-- Start of Data shown --
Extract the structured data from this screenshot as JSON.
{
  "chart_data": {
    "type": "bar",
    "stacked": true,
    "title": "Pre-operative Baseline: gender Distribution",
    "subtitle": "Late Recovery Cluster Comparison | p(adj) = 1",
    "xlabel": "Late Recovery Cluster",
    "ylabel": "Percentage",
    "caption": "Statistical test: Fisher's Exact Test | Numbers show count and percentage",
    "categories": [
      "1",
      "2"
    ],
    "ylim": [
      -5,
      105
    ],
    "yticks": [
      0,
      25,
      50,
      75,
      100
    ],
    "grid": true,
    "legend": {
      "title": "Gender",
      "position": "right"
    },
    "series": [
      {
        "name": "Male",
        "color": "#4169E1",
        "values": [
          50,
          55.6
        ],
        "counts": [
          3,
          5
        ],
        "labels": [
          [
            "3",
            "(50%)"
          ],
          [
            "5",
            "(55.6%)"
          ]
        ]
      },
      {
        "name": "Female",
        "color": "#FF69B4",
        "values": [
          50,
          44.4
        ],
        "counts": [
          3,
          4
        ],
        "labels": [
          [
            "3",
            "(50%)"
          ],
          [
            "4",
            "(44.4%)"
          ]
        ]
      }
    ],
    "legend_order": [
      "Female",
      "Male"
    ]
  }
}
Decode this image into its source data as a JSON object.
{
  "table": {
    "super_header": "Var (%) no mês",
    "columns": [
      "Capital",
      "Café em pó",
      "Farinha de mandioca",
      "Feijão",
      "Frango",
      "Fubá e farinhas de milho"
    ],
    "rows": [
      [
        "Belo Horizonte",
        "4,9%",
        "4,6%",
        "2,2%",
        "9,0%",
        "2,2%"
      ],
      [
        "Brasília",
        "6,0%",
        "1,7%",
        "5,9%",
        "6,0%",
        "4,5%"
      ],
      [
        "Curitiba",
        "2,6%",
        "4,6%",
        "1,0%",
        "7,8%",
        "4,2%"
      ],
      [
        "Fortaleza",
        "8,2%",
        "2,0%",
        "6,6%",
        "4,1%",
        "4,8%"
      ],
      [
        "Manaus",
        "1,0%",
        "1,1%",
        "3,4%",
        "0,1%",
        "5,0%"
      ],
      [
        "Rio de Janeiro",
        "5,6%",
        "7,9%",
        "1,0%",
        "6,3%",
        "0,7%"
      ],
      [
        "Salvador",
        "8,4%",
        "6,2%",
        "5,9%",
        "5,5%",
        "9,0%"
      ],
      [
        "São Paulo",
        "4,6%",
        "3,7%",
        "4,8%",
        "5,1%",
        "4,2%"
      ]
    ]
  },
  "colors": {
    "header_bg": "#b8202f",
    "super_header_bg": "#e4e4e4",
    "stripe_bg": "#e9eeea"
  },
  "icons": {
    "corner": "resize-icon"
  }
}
-- End of Data shown --
◆ **Directions for this task**
Reproduce the full listing exactly.

◆ **Output of the exercise**
Extract the structured data from this screenshot as JSON.
{
  "chart_data": {
    "type": "bar",
    "stacked": true,
    "title": "Pre-operative Baseline: gender Distribution",
    "subtitle": "Late Recovery Cluster Comparison | p(adj) = 1",
    "xlabel": "Late Recovery Cluster",
    "ylabel": "Percentage",
    "caption": "Statistical test: Fisher's Exact Test | Numbers show count and percentage",
    "categories": [
      "1",
      "2"
    ],
    "ylim": [
      -5,
      105
    ],
    "yticks": [
      0,
      25,
      50,
      75,
      100
    ],
    "grid": true,
    "legend": {
      "title": "Gender",
      "position": "right"
    },
    "series": [
      {
        "name": "Male",
        "color": "#4169E1",
        "values": [
          50,
          55.6
        ],
        "counts": [
          3,
          5
        ],
        "labels": [
          [
            "3",
            "(50%)"
          ],
          [
            "5",
            "(55.6%)"
          ]
        ]
      },
      {
        "name": "Female",
        "color": "#FF69B4",
        "values": [
          50,
          44.4
        ],
        "counts": [
          3,
          4
        ],
        "labels": [
          [
            "3",
            "(50%)"
          ],
          [
            "4",
            "(44.4%)"
          ]
        ]
      }
    ],
    "legend_order": [
      "Female",
      "Male"
    ]
  }
}
Decode this image into its source data as a JSON object.
{
  "table": {
    "super_header": "Var (%) no mês",
    "columns": [
      "Capital",
      "Café em pó",
      "Farinha de mandioca",
      "Feijão",
      "Frango",
      "Fubá e farinhas de milho"
    ],
    "rows": [
      [
        "Belo Horizonte",
        "4,9%",
        "4,6%",
        "2,2%",
        "9,0%",
        "2,2%"
      ],
      [
        "Brasília",
        "6,0%",
        "1,7%",
        "5,9%",
        "6,0%",
        "4,5%"
      ],
      [
        "Curitiba",
        "2,6%",
        "4,6%",
        "1,0%",
        "7,8%",
        "4,2%"
      ],
      [
        "Fortaleza",
        "8,2%",
        "2,0%",
        "6,6%",
        "4,1%",
        "4,8%"
      ],
      [
        "Manaus",
        "1,0%",
        "1,1%",
        "3,4%",
        "0,1%",
        "5,0%"
      ],
      [
        "Rio de Janeiro",
        "5,6%",
        "7,9%",
        "1,0%",
        "6,3%",
        "0,7%"
      ],
      [
        "Salvador",
        "8,4%",
        "6,2%",
        "5,9%",
        "5,5%",
        "9,0%"
      ],
      [
        "São Paulo",
        "4,6%",
        "3,7%",
        "4,8%",
        "5,1%",
        "4,2%"
      ]
    ]
  },
  "colors": {
    "header_bg": "#b8202f",
    "super_header_bg": "#e4e4e4",
    "stripe_bg": "#e9eeea"
  },
  "icons": {
    "corner": "resize-icon"
  }
}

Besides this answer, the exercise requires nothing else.